▶ Aufgabe:
Wandle das Material in eine nummerierte Liste um, beginnend mit der ersten Zeile und endend mit der Zeile, die "317, 255, 319]" enthält, beide eingeschlossen. Leerzeilen lässt du weg.
□ □ □
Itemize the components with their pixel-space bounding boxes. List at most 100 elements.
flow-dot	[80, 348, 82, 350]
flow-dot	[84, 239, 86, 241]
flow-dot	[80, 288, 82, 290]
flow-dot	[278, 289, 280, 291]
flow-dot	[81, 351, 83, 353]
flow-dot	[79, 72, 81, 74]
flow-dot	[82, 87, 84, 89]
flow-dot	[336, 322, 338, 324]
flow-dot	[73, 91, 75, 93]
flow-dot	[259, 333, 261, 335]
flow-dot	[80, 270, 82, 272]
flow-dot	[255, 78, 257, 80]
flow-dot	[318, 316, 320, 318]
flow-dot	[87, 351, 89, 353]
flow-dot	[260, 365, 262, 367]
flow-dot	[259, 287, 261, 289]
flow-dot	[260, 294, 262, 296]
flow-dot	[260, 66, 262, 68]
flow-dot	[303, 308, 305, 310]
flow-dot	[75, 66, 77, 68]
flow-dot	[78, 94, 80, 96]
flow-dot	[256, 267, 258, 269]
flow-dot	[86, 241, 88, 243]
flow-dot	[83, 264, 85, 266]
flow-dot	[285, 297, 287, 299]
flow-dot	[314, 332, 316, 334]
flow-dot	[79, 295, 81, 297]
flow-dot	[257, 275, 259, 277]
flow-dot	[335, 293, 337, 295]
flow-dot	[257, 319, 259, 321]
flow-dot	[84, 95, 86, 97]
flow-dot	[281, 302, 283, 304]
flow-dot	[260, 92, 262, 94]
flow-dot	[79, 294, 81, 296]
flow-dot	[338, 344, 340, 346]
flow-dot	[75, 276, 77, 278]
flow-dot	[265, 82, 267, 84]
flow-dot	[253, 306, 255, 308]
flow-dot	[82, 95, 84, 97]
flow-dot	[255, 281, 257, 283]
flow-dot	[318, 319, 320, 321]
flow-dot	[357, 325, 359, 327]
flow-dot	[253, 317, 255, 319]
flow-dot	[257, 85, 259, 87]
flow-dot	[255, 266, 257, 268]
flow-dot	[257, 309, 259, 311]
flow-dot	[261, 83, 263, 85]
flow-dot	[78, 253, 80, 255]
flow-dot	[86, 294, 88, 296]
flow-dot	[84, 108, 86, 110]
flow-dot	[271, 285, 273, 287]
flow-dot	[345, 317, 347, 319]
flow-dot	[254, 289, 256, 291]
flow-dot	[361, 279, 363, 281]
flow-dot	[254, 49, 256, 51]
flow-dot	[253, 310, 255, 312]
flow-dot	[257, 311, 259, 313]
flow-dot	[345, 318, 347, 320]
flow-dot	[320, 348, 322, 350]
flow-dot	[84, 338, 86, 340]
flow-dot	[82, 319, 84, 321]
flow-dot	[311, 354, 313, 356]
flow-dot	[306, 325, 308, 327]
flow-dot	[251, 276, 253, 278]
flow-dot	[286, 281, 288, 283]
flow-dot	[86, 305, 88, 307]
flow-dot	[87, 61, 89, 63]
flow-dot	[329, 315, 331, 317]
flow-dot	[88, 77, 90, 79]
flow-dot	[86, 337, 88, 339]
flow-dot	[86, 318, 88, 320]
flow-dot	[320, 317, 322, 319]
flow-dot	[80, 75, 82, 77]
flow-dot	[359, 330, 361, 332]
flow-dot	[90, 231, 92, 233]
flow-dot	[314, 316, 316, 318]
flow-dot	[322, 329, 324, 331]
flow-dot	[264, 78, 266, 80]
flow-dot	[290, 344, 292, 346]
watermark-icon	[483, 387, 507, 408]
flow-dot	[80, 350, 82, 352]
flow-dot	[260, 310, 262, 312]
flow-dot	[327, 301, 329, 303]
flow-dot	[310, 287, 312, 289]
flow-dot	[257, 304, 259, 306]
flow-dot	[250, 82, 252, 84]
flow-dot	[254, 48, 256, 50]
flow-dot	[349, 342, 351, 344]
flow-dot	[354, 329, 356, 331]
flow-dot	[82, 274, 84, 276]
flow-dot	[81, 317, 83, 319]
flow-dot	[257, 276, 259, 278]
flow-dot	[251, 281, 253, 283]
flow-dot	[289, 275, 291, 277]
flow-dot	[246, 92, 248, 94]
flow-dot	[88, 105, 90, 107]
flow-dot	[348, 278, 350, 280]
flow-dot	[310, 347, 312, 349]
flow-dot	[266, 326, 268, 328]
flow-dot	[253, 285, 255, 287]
□ □ □
▶ Lösung:
1. Itemize the components with their pixel-space bounding boxes. List at most 100 elements.
2. flow-dot	[80, 348, 82, 350]
3. flow-dot	[84, 239, 86, 241]
4. flow-dot	[80, 288, 82, 290]
5. flow-dot	[278, 289, 280, 291]
6. flow-dot	[81, 351, 83, 353]
7. flow-dot	[79, 72, 81, 74]
8. flow-dot	[82, 87, 84, 89]
9. flow-dot	[336, 322, 338, 324]
10. flow-dot	[73, 91, 75, 93]
11. flow-dot	[259, 333, 261, 335]
12. flow-dot	[80, 270, 82, 272]
13. flow-dot	[255, 78, 257, 80]
14. flow-dot	[318, 316, 320, 318]
15. flow-dot	[87, 351, 89, 353]
16. flow-dot	[260, 365, 262, 367]
17. flow-dot	[259, 287, 261, 289]
18. flow-dot	[260, 294, 262, 296]
19. flow-dot	[260, 66, 262, 68]
20. flow-dot	[303, 308, 305, 310]
21. flow-dot	[75, 66, 77, 68]
22. flow-dot	[78, 94, 80, 96]
23. flow-dot	[256, 267, 258, 269]
24. flow-dot	[86, 241, 88, 243]
25. flow-dot	[83, 264, 85, 266]
26. flow-dot	[285, 297, 287, 299]
27. flow-dot	[314, 332, 316, 334]
28. flow-dot	[79, 295, 81, 297]
29. flow-dot	[257, 275, 259, 277]
30. flow-dot	[335, 293, 337, 295]
31. flow-dot	[257, 319, 259, 321]
32. flow-dot	[84, 95, 86, 97]
33. flow-dot	[281, 302, 283, 304]
34. flow-dot	[260, 92, 262, 94]
35. flow-dot	[79, 294, 81, 296]
36. flow-dot	[338, 344, 340, 346]
37. flow-dot	[75, 276, 77, 278]
38. flow-dot	[265, 82, 267, 84]
39. flow-dot	[253, 306, 255, 308]
40. flow-dot	[82, 95, 84, 97]
41. flow-dot	[255, 281, 257, 283]
42. flow-dot	[318, 319, 320, 321]
43. flow-dot	[357, 325, 359, 327]
44. flow-dot	[253, 317, 255, 319]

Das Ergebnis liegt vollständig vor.